▶ SHORT TASK
Read through the data and count the lines that contain the string "开始查询"; give only the result.
-- Start of STORED DATA --
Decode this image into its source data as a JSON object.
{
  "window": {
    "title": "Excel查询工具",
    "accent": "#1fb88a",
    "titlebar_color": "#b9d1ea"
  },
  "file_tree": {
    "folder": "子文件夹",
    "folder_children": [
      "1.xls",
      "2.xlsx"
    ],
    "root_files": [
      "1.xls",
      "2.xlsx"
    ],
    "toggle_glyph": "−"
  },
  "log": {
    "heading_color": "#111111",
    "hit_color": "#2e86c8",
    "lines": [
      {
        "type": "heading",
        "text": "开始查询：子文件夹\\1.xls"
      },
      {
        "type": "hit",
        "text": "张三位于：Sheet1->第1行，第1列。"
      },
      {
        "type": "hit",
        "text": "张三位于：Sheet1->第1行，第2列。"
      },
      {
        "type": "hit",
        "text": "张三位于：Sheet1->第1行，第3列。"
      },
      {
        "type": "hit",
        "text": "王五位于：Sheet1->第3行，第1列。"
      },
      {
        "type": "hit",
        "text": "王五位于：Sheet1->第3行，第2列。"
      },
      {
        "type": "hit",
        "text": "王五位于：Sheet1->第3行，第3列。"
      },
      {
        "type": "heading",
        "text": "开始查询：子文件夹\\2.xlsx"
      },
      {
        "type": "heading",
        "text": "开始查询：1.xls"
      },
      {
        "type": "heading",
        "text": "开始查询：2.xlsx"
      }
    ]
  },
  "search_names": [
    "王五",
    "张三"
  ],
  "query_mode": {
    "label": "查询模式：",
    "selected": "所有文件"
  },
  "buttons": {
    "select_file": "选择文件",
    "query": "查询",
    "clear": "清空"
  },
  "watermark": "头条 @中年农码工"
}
-- End of STORED DATA --
▶ REPLY TO THE TASK
4